====== RECORDS FOR THE EXERCISE
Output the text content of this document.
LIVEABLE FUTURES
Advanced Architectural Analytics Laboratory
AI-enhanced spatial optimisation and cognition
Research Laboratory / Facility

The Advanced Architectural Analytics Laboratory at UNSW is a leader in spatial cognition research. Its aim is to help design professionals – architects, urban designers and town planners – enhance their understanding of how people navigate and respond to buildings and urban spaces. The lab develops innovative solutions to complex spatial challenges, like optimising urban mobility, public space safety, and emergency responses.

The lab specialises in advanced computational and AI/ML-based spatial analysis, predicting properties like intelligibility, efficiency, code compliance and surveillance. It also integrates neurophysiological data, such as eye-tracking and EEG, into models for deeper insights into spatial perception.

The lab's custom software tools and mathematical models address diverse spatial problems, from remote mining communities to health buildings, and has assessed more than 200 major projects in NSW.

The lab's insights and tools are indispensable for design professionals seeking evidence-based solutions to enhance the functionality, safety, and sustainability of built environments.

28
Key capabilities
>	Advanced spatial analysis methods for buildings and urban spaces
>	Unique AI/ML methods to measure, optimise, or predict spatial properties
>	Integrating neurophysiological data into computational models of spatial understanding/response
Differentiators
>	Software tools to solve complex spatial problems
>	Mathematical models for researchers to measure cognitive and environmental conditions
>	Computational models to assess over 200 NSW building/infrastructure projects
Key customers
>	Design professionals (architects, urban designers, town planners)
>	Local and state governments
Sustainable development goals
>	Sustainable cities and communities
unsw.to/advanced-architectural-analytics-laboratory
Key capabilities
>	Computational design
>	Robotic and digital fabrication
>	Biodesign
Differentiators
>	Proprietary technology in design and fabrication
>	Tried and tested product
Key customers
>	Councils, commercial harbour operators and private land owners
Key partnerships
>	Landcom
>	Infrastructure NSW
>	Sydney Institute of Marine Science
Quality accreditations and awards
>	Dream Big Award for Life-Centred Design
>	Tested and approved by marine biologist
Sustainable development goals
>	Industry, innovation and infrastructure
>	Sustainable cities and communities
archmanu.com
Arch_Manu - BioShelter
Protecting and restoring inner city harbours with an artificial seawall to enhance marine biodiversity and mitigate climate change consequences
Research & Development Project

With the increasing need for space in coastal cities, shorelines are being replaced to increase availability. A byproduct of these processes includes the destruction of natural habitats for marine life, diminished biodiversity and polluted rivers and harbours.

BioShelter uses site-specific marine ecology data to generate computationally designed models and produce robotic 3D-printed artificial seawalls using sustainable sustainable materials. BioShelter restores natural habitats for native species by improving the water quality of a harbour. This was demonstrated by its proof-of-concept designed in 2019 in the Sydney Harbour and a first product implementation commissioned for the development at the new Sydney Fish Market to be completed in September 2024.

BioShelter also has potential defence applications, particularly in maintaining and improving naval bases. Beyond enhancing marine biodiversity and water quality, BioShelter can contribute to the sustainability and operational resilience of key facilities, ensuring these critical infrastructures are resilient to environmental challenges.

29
============
- _STATED GOAL_
Return the entries in full, keeping every line exactly as it is.

- _SOLUTION BELOW_
Output the text content of this document.
LIVEABLE FUTURES
Advanced Architectural Analytics Laboratory
AI-enhanced spatial optimisation and cognition
Research Laboratory / Facility

The Advanced Architectural Analytics Laboratory at UNSW is a leader in spatial cognition research. Its aim is to help design professionals – architects, urban designers and town planners – enhance their understanding of how people navigate and respond to buildings and urban spaces. The lab develops innovative solutions to complex spatial challenges, like optimising urban mobility, public space safety, and emergency responses.

The lab specialises in advanced computational and AI/ML-based spatial analysis, predicting properties like intelligibility, efficiency, code compliance and surveillance. It also integrates neurophysiological data, such as eye-tracking and EEG, into models for deeper insights into spatial perception.

The lab's custom software tools and mathematical models address diverse spatial problems, from remote mining communities to health buildings, and has assessed more than 200 major projects in NSW.

The lab's insights and tools are indispensable for design professionals seeking evidence-based solutions to enhance the functionality, safety, and sustainability of built environments.

28
Key capabilities
>	Advanced spatial analysis methods for buildings and urban spaces
>	Unique AI/ML methods to measure, optimise, or predict spatial properties
>	Integrating neurophysiological data into computational models of spatial understanding/response
Differentiators
>	Software tools to solve complex spatial problems
>	Mathematical models for researchers to measure cognitive and environmental conditions
>	Computational models to assess over 200 NSW building/infrastructure projects
Key customers
>	Design professionals (architects, urban designers, town planners)
>	Local and state governments
Sustainable development goals
>	Sustainable cities and communities
unsw.to/advanced-architectural-analytics-laboratory
Key capabilities
>	Computational design
>	Robotic and digital fabrication
>	Biodesign
Differentiators
>	Proprietary technology in design and fabrication
>	Tried and tested product
Key customers
>	Councils, commercial harbour operators and private land owners
Key partnerships
>	Landcom
>	Infrastructure NSW
>	Sydney Institute of Marine Science
Quality accreditations and awards
>	Dream Big Award for Life-Centred Design
>	Tested and approved by marine biologist
Sustainable development goals
>	Industry, innovation and infrastructure
>	Sustainable cities and communities
archmanu.com
Arch_Manu - BioShelter
Protecting and restoring inner city harbours with an artificial seawall to enhance marine biodiversity and mitigate climate change consequences
Research & Development Project

With the increasing need for space in coastal cities, shorelines are being replaced to increase availability. A byproduct of these processes includes the destruction of natural habitats for marine life, diminished biodiversity and polluted rivers and harbours.

BioShelter uses site-specific marine ecology data to generate computationally designed models and produce robotic 3D-printed artificial seawalls using sustainable sustainable materials. BioShelter restores natural habitats for native species by improving the water quality of a harbour. This was demonstrated by its proof-of-concept designed in 2019 in the Sydney Harbour and a first product implementation commissioned for the development at the new Sydney Fish Market to be completed in September 2024.

BioShelter also has potential defence applications, particularly in maintaining and improving naval bases. Beyond enhancing marine biodiversity and water quality, BioShelter can contribute to the sustainability and operational resilience of key facilities, ensuring these critical infrastructures are resilient to environmental challenges.

29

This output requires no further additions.